Task input:
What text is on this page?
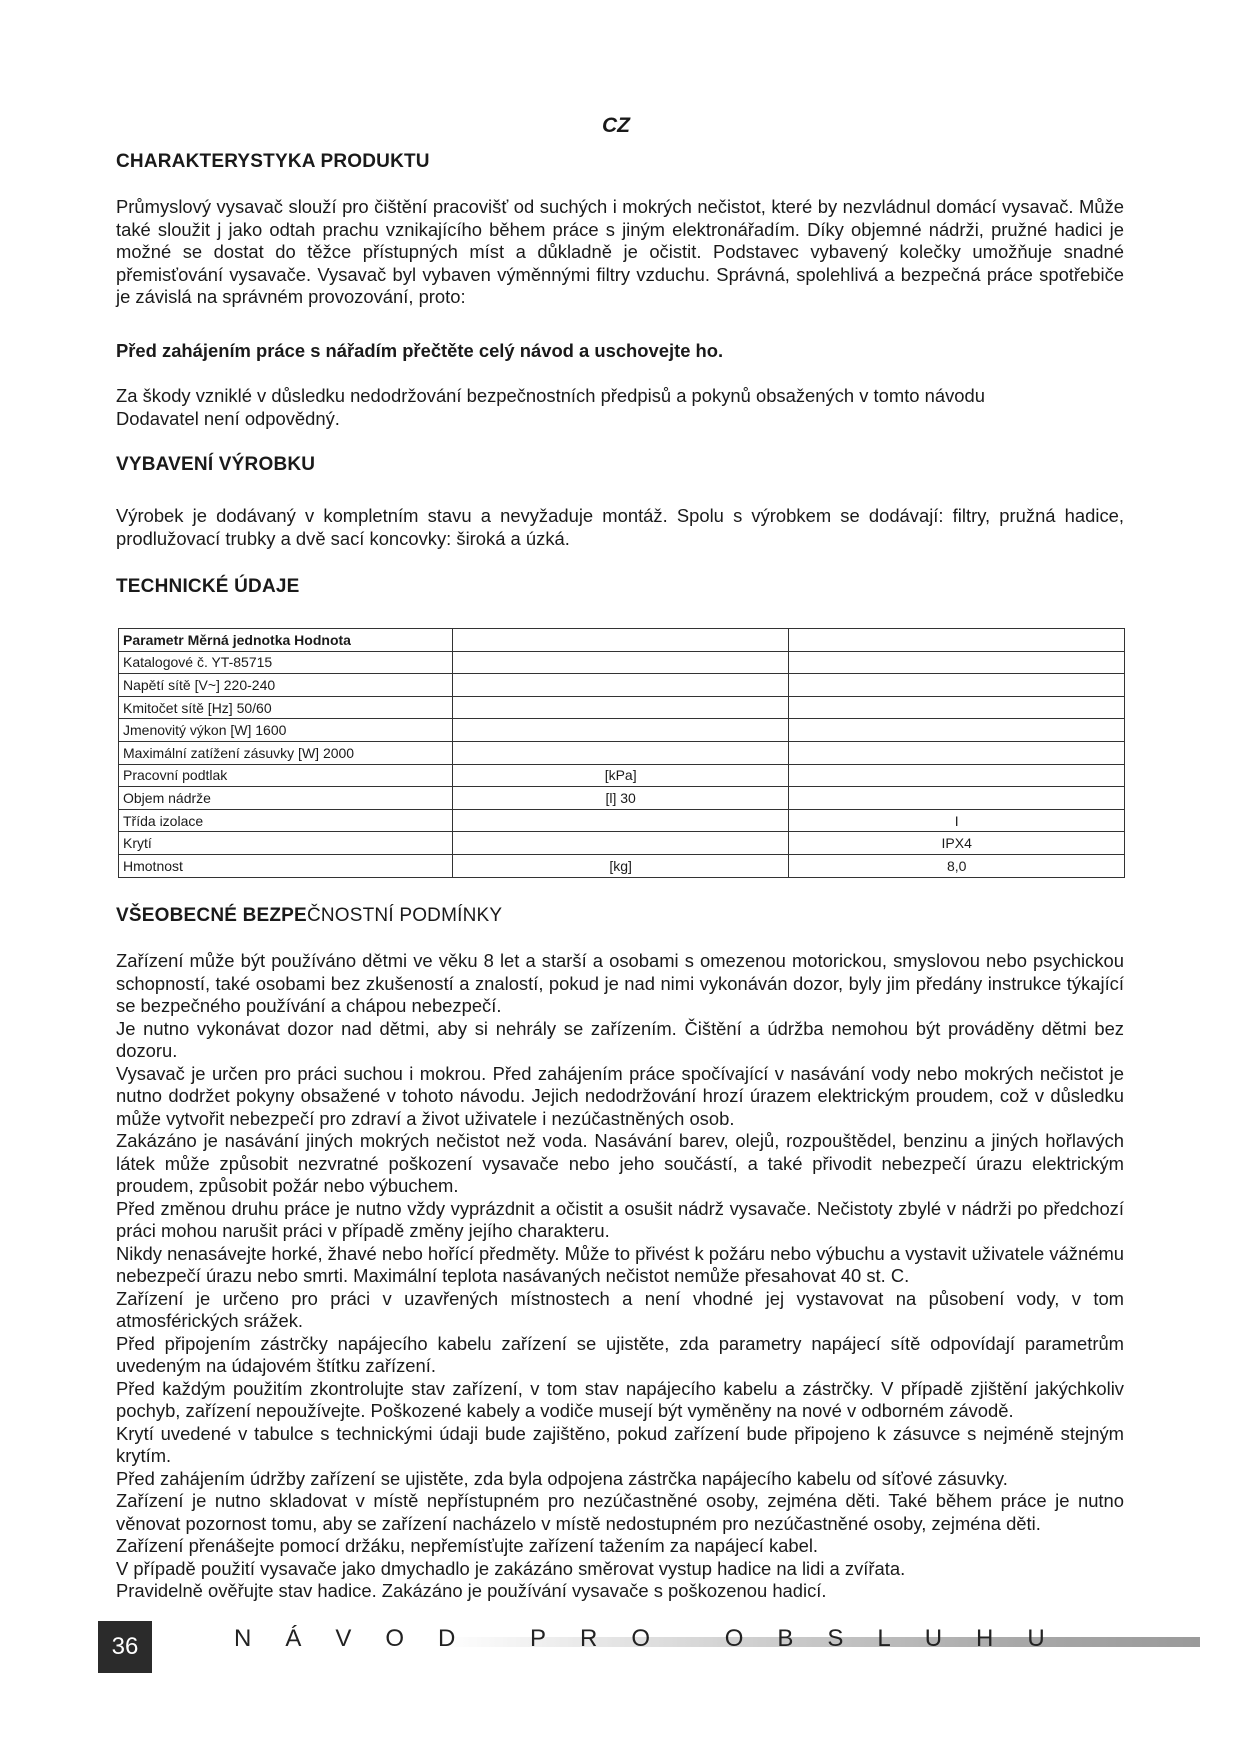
CZ
CHARAKTERYSTYKA PRODUKTU

Průmyslový vysavač slouží pro čištění pracovišť od suchých i mokrých nečistot, které by nezvládnul domácí vysavač. Může také sloužit j jako odtah prachu vznikajícího během práce s jiným elektronářadím. Díky objemné nádrži, pružné hadici je možné se dostat do těžce přístupných míst a důkladně je očistit. Podstavec vybavený kolečky umožňuje snadné přemisťování vysavače. Vysavač byl vybaven výměnnými filtry vzduchu. Správná, spolehlivá a bezpečná práce spotřebiče je závislá na správném provozování, proto:

Před zahájením práce s nářadím přečtěte celý návod a uschovejte ho.

Za škody vzniklé v důsledku nedodržování bezpečnostních předpisů a pokynů obsažených v tomto návodu
Dodavatel není odpovědný.

VYBAVENÍ VÝROBKU

Výrobek je dodávaný v kompletním stavu a nevyžaduje montáž. Spolu s výrobkem se dodávají: filtry, pružná hadice, prodlužovací trubky a dvě sací koncovky: široká a úzká.

TECHNICKÉ ÚDAJE
Parametr Měrná jednotka Hodnota		
Katalogové č. YT-85715		
Napětí sítě [V~] 220-240		
Kmitočet sítě [Hz] 50/60		
Jmenovitý výkon [W] 1600		
Maximální zatížení zásuvky [W] 2000		
Pracovní podtlak	[kPa]	
Objem nádrže	[l] 30	
Třída izolace		I
Krytí		IPX4
Hmotnost	[kg]	8,0
VŠEOBECNÉ BEZPEČNOSTNÍ PODMÍNKY
Zařízení může být používáno dětmi ve věku 8 let a starší a osobami s omezenou motorickou, smyslovou nebo psychickou schopností, také osobami bez zkušeností a znalostí, pokud je nad nimi vykonáván dozor, byly jim předány instrukce týkající se bezpečného používání a chápou nebezpečí.
Je nutno vykonávat dozor nad dětmi, aby si nehrály se zařízením. Čištění a údržba nemohou být prováděny dětmi bez dozoru.
Vysavač je určen pro práci suchou i mokrou. Před zahájením práce spočívající v nasávání vody nebo mokrých nečistot je nutno dodržet pokyny obsažené v tohoto návodu. Jejich nedodržování hrozí úrazem elektrickým proudem, což v důsledku může vytvořit nebezpečí pro zdraví a život uživatele i nezúčastněných osob.
Zakázáno je nasávání jiných mokrých nečistot než voda. Nasávání barev, olejů, rozpouštědel, benzinu a jiných hořlavých látek může způsobit nezvratné poškození vysavače nebo jeho součástí, a také přivodit nebezpečí úrazu elektrickým proudem, způsobit požár nebo výbuchem.
Před změnou druhu práce je nutno vždy vyprázdnit a očistit a osušit nádrž vysavače. Nečistoty zbylé v nádrži po předchozí práci mohou narušit práci v případě změny jejího charakteru.
Nikdy nenasávejte horké, žhavé nebo hořící předměty. Může to přivést k požáru nebo výbuchu a vystavit uživatele vážnému nebezpečí úrazu nebo smrti. Maximální teplota nasávaných nečistot nemůže přesahovat 40 st. C.
Zařízení je určeno pro práci v uzavřených místnostech a není vhodné jej vystavovat na působení vody, v tom atmosférických srážek.
Před připojením zástrčky napájecího kabelu zařízení se ujistěte, zda parametry napájecí sítě odpovídají parametrům uvedeným na údajovém štítku zařízení.
Před každým použitím zkontrolujte stav zařízení, v tom stav napájecího kabelu a zástrčky. V případě zjištění jakýchkoliv pochyb, zařízení nepoužívejte. Poškozené kabely a vodiče musejí být vyměněny na nové v odborném závodě.
Krytí uvedené v tabulce s technickými údaji bude zajištěno, pokud zařízení bude připojeno k zásuvce s nejméně stejným krytím.
Před zahájením údržby zařízení se ujistěte, zda byla odpojena zástrčka napájecího kabelu od síťové zásuvky.
Zařízení je nutno skladovat v místě nepřístupném pro nezúčastněné osoby, zejména děti. Také během práce je nutno věnovat pozornost tomu, aby se zařízení nacházelo v místě nedostupném pro nezúčastněné osoby, zejména děti.
Zařízení přenášejte pomocí držáku, nepřemísťujte zařízení tažením za napájecí kabel.
V případě použití vysavače jako dmychadlo je zakázáno směrovat vystup hadice na lidi a zvířata.
Pravidelně ověřujte stav hadice. Zakázáno je používání vysavače s poškozenou hadicí.
36	NÁVOD PRO OBSLUHU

Problem to work on:
Show the lines of the records that include the string "používání".

Response:
Zařízení může být používáno dětmi ve věku 8 let a starší a osobami s omezenou motorickou, smyslovou nebo psychickou schopností, také osobami bez zkušeností a znalostí, pokud je nad nimi vykonáván dozor, byly jim předány instrukce týkající se bezpečného používání a chápou nebezpečí.
Pravidelně ověřujte stav hadice. Zakázáno je používání vysavače s poškozenou hadicí.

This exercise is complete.